[Records from a collection of figures]
»»
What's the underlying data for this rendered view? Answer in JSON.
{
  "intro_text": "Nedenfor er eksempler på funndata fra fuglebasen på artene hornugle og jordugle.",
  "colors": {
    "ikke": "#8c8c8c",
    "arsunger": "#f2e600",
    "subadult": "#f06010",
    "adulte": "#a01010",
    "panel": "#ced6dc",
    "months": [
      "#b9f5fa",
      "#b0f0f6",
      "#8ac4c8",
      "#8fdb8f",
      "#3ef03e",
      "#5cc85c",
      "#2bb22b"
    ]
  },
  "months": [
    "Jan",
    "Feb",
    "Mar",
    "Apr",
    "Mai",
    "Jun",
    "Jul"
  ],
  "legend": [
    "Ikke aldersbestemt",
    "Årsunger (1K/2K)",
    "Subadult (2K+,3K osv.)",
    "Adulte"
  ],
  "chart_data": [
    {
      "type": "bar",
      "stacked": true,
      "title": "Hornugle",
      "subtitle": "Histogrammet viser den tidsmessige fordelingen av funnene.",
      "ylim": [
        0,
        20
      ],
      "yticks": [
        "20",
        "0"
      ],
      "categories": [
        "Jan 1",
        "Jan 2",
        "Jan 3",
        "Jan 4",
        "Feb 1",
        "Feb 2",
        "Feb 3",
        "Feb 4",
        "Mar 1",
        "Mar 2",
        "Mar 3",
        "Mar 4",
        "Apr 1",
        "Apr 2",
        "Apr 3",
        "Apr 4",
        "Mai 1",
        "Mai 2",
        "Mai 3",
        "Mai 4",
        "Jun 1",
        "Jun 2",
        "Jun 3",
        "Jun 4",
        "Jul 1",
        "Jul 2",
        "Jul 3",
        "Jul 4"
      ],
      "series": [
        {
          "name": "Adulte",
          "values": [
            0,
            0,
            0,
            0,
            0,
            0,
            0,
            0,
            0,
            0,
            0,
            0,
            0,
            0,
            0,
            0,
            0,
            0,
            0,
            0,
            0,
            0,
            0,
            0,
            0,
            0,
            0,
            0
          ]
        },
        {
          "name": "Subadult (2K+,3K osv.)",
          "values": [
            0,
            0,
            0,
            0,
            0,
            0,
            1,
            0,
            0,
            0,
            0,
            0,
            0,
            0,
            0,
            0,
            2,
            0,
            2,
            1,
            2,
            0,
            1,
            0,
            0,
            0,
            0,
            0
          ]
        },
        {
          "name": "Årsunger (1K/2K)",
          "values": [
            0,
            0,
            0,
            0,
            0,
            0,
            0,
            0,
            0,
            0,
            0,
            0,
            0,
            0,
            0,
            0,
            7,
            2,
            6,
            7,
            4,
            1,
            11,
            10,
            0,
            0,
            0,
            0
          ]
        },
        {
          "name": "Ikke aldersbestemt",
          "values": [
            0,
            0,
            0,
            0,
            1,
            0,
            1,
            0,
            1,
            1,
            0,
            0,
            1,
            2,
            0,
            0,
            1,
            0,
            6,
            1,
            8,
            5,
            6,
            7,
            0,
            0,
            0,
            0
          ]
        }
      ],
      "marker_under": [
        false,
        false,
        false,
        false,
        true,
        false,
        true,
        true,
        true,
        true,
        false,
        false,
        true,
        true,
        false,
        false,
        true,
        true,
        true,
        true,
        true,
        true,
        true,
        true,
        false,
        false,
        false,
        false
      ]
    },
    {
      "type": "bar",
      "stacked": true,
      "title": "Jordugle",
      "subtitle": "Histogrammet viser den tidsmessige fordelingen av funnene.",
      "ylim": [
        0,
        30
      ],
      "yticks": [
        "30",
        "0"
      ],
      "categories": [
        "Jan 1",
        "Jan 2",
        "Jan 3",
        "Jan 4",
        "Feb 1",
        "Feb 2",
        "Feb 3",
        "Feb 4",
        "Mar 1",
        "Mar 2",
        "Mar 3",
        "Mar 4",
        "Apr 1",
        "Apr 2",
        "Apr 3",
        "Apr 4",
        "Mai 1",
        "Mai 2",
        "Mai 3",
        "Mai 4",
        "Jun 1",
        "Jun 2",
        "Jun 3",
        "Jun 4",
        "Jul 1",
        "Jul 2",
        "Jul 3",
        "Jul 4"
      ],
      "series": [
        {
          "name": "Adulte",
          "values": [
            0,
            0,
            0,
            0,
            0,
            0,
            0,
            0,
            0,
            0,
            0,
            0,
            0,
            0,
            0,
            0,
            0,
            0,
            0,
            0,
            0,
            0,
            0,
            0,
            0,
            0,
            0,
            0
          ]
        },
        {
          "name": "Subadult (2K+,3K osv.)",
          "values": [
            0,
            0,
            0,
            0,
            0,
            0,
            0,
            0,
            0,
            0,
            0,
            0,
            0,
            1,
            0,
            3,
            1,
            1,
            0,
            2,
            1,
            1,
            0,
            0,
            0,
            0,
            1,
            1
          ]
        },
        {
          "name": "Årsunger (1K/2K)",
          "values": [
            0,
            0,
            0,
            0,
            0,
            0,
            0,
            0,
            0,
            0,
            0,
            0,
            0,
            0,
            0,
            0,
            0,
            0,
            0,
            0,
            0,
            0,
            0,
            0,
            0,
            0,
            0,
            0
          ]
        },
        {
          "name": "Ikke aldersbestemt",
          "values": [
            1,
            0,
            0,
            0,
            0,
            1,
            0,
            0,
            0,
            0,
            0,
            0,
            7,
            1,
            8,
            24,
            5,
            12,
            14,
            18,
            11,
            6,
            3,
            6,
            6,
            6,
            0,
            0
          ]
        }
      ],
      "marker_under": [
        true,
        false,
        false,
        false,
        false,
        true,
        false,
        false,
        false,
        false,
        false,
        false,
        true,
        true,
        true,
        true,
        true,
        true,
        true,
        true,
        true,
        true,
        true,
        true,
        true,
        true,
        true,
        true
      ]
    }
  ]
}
««
— WHAT IS REQUIRED —
Return the entries in full, keeping every line exactly as it is.

— RESPONSE TO THIS TASK —
What's the underlying data for this rendered view? Answer in JSON.
{
  "intro_text": "Nedenfor er eksempler på funndata fra fuglebasen på artene hornugle og jordugle.",
  "colors": {
    "ikke": "#8c8c8c",
    "arsunger": "#f2e600",
    "subadult": "#f06010",
    "adulte": "#a01010",
    "panel": "#ced6dc",
    "months": [
      "#b9f5fa",
      "#b0f0f6",
      "#8ac4c8",
      "#8fdb8f",
      "#3ef03e",
      "#5cc85c",
      "#2bb22b"
    ]
  },
  "months": [
    "Jan",
    "Feb",
    "Mar",
    "Apr",
    "Mai",
    "Jun",
    "Jul"
  ],
  "legend": [
    "Ikke aldersbestemt",
    "Årsunger (1K/2K)",
    "Subadult (2K+,3K osv.)",
    "Adulte"
  ],
  "chart_data": [
    {
      "type": "bar",
      "stacked": true,
      "title": "Hornugle",
      "subtitle": "Histogrammet viser den tidsmessige fordelingen av funnene.",
      "ylim": [
        0,
        20
      ],
      "yticks": [
        "20",
        "0"
      ],
      "categories": [
        "Jan 1",
        "Jan 2",
        "Jan 3",
        "Jan 4",
        "Feb 1",
        "Feb 2",
        "Feb 3",
        "Feb 4",
        "Mar 1",
        "Mar 2",
        "Mar 3",
        "Mar 4",
        "Apr 1",
        "Apr 2",
        "Apr 3",
        "Apr 4",
        "Mai 1",
        "Mai 2",
        "Mai 3",
        "Mai 4",
        "Jun 1",
        "Jun 2",
        "Jun 3",
        "Jun 4",
        "Jul 1",
        "Jul 2",
        "Jul 3",
        "Jul 4"
      ],
      "series": [
        {
          "name": "Adulte",
          "values": [
            0,
            0,
            0,
            0,
            0,
            0,
            0,
            0,
            0,
            0,
            0,
            0,
            0,
            0,
            0,
            0,
            0,
            0,
            0,
            0,
            0,
            0,
            0,
            0,
            0,
            0,
            0,
            0
          ]
        },
        {
          "name": "Subadult (2K+,3K osv.)",
          "values": [
            0,
            0,
            0,
            0,
            0,
            0,
            1,
            0,
            0,
            0,
            0,
            0,
            0,
            0,
            0,
            0,
            2,
            0,
            2,
            1,
            2,
            0,
            1,
            0,
            0,
            0,
            0,
            0
          ]
        },
        {
          "name": "Årsunger (1K/2K)",
          "values": [
            0,
            0,
            0,
            0,
            0,
            0,
            0,
            0,
            0,
            0,
            0,
            0,
            0,
            0,
            0,
            0,
            7,
            2,
            6,
            7,
            4,
            1,
            11,
            10,
            0,
            0,
            0,
            0
          ]
        },
        {
          "name": "Ikke aldersbestemt",
          "values": [
            0,
            0,
            0,
            0,
            1,
            0,
            1,
            0,
            1,
            1,
            0,
            0,
            1,
            2,
            0,
            0,
            1,
            0,
            6,
            1,
            8,
            5,
            6,
            7,
            0,
            0,
            0,
            0
          ]
        }
      ],
      "marker_under": [
        false,
        false,
        false,
        false,
        true,
        false,
        true,
        true,
        true,
        true,
        false,
        false,
        true,
        true,
        false,
        false,
        true,
        true,
        true,
        true,
        true,
        true,
        true,
        true,
        false,
        false,
        false,
        false
      ]
    },
    {
      "type": "bar",
      "stacked": true,
      "title": "Jordugle",
      "subtitle": "Histogrammet viser den tidsmessige fordelingen av funnene.",
      "ylim": [
        0,
        30
      ],
      "yticks": [
        "30",
        "0"
      ],
      "categories": [
        "Jan 1",
        "Jan 2",
        "Jan 3",
        "Jan 4",
        "Feb 1",
        "Feb 2",
        "Feb 3",
        "Feb 4",
        "Mar 1",
        "Mar 2",
        "Mar 3",
        "Mar 4",
        "Apr 1",
        "Apr 2",
        "Apr 3",
        "Apr 4",
        "Mai 1",
        "Mai 2",
        "Mai 3",
        "Mai 4",
        "Jun 1",
        "Jun 2",
        "Jun 3",
        "Jun 4",
        "Jul 1",
        "Jul 2",
        "Jul 3",
        "Jul 4"
      ],
      "series": [
        {
          "name": "Adulte",
          "values": [
            0,
            0,
            0,
            0,
            0,
            0,
            0,
            0,
            0,
            0,
            0,
            0,
            0,
            0,
            0,
            0,
            0,
            0,
            0,
            0,
            0,
            0,
            0,
            0,
            0,
            0,
            0,
            0
          ]
        },
        {
          "name": "Subadult (2K+,3K osv.)",
          "values": [
            0,
            0,
            0,
            0,
            0,
            0,
            0,
            0,
            0,
            0,
            0,
            0,
            0,
            1,
            0,
            3,
            1,
            1,
            0,
            2,
            1,
            1,
            0,
            0,
            0,
            0,
            1,
            1
          ]
        },
        {
          "name": "Årsunger (1K/2K)",
          "values": [
            0,
            0,
            0,
            0,
            0,
            0,
            0,
            0,
            0,
            0,
            0,
            0,
            0,
            0,
            0,
            0,
            0,
            0,
            0,
            0,
            0,
            0,
            0,
            0,
            0,
            0,
            0,
            0
          ]
        },
        {
          "name": "Ikke aldersbestemt",
          "values": [
            1,
            0,
            0,
            0,
            0,
            1,
            0,
            0,
            0,
            0,
            0,
            0,
            7,
            1,
            8,
            24,
            5,
            12,
            14,
            18,
            11,
            6,
            3,
            6,
            6,
            6,
            0,
            0
          ]
        }
      ],
      "marker_under": [
        true,
        false,
        false,
        false,
        false,
        true,
        false,
        false,
        false,
        false,
        false,
        false,
        true,
        true,
        true,
        true,
        true,
        true,
        true,
        true,
        true,
        true,
        true,
        true,
        true,
        true,
        true,
        true
      ]
    }
  ]
}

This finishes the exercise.